WHAT IS EXPECTED -
Output the full listing below exactly as it reads, and skip anything that is a picture.

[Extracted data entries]
----------

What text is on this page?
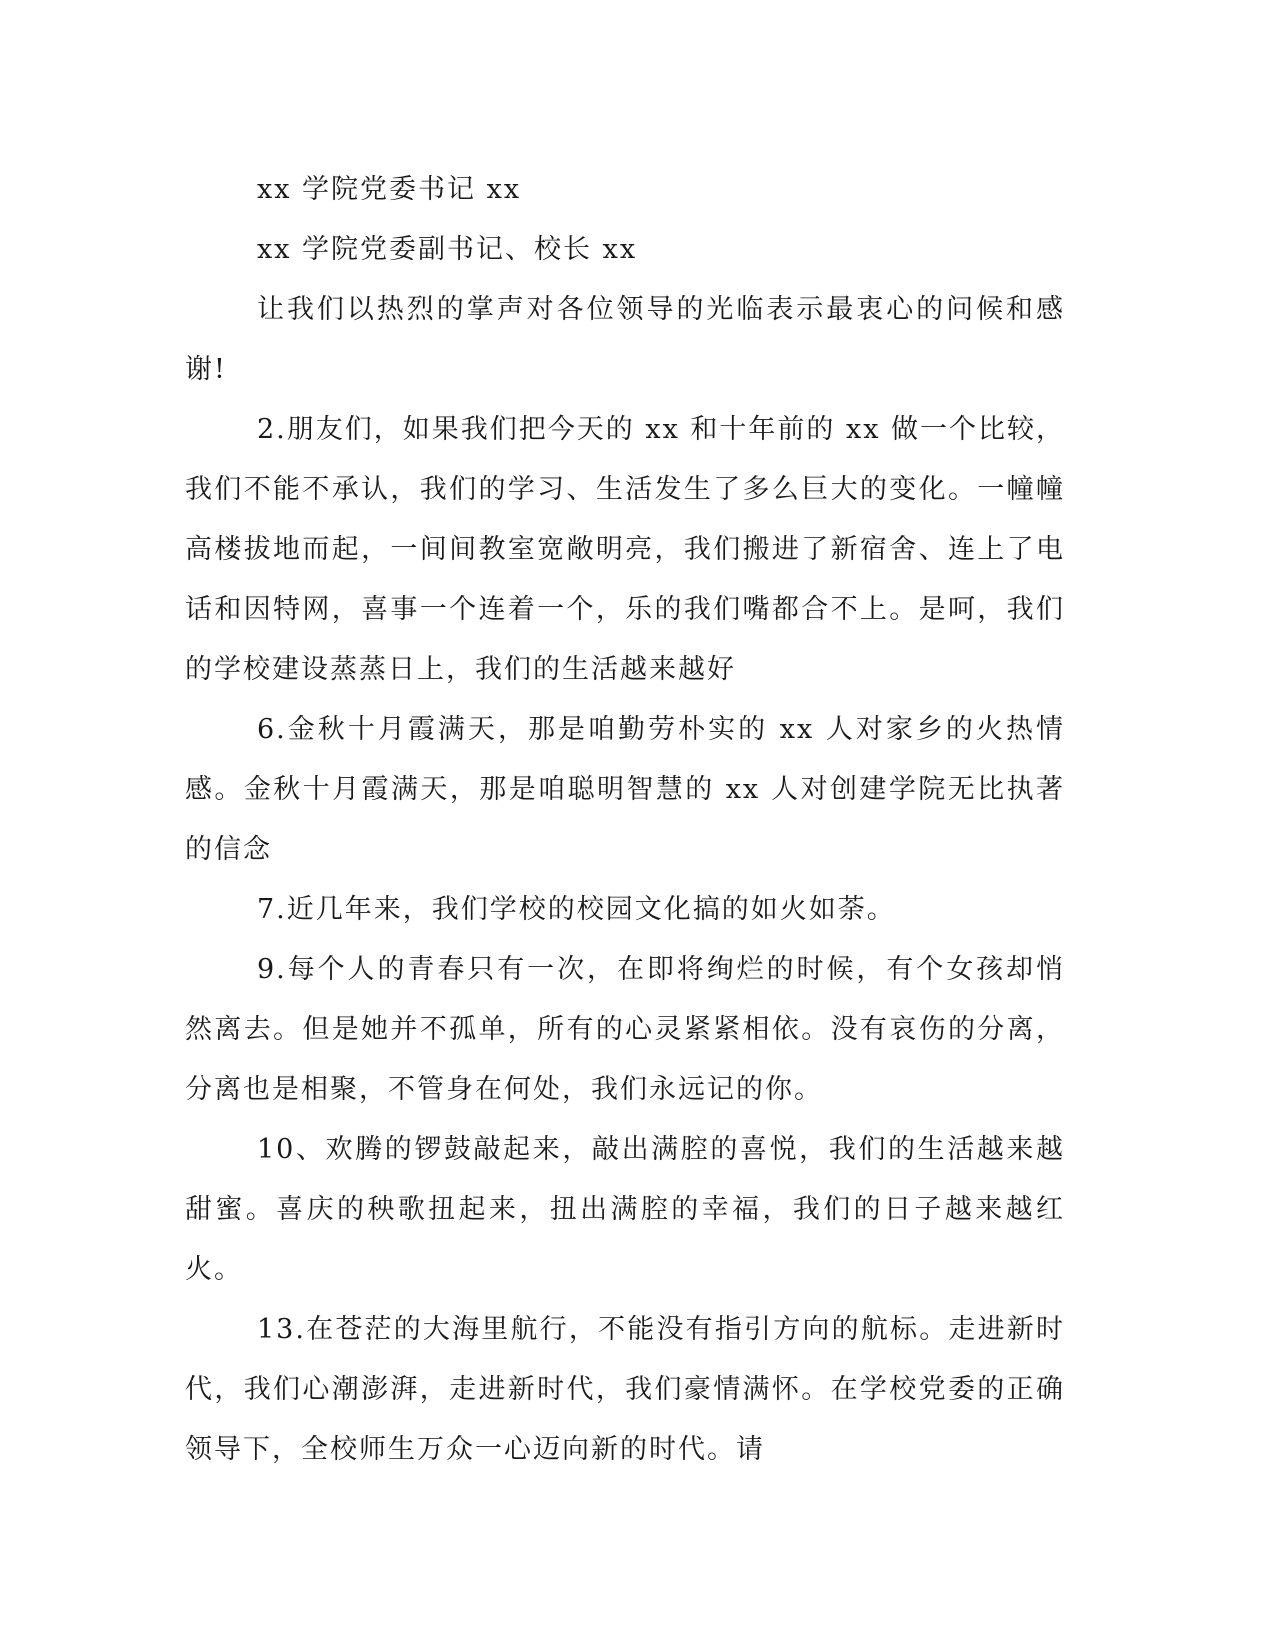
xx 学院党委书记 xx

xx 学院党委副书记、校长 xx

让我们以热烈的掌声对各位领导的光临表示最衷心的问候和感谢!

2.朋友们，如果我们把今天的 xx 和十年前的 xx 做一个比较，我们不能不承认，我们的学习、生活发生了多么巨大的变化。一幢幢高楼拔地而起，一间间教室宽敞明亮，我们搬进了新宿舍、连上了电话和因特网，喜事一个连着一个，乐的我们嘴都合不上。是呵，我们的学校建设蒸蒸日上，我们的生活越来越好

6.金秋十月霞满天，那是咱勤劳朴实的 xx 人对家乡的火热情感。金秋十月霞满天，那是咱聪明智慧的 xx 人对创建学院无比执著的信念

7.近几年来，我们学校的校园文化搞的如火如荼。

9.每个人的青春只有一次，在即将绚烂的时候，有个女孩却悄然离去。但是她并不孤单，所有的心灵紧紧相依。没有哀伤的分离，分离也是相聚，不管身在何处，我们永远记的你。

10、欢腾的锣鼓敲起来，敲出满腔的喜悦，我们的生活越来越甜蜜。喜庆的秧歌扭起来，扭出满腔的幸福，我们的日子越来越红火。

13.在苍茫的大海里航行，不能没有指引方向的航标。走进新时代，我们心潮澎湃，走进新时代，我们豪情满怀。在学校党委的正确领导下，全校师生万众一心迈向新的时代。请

----------

PROBLEM SOLUTION -
What text is on this page?
xx 学院党委书记 xx

xx 学院党委副书记、校长 xx

让我们以热烈的掌声对各位领导的光临表示最衷心的问候和感谢!

2.朋友们，如果我们把今天的 xx 和十年前的 xx 做一个比较，我们不能不承认，我们的学习、生活发生了多么巨大的变化。一幢幢高楼拔地而起，一间间教室宽敞明亮，我们搬进了新宿舍、连上了电话和因特网，喜事一个连着一个，乐的我们嘴都合不上。是呵，我们的学校建设蒸蒸日上，我们的生活越来越好

6.金秋十月霞满天，那是咱勤劳朴实的 xx 人对家乡的火热情感。金秋十月霞满天，那是咱聪明智慧的 xx 人对创建学院无比执著的信念

7.近几年来，我们学校的校园文化搞的如火如荼。

9.每个人的青春只有一次，在即将绚烂的时候，有个女孩却悄然离去。但是她并不孤单，所有的心灵紧紧相依。没有哀伤的分离，分离也是相聚，不管身在何处，我们永远记的你。

10、欢腾的锣鼓敲起来，敲出满腔的喜悦，我们的生活越来越甜蜜。喜庆的秧歌扭起来，扭出满腔的幸福，我们的日子越来越红火。

13.在苍茫的大海里航行，不能没有指引方向的航标。走进新时代，我们心潮澎湃，走进新时代，我们豪情满怀。在学校党委的正确领导下，全校师生万众一心迈向新的时代。请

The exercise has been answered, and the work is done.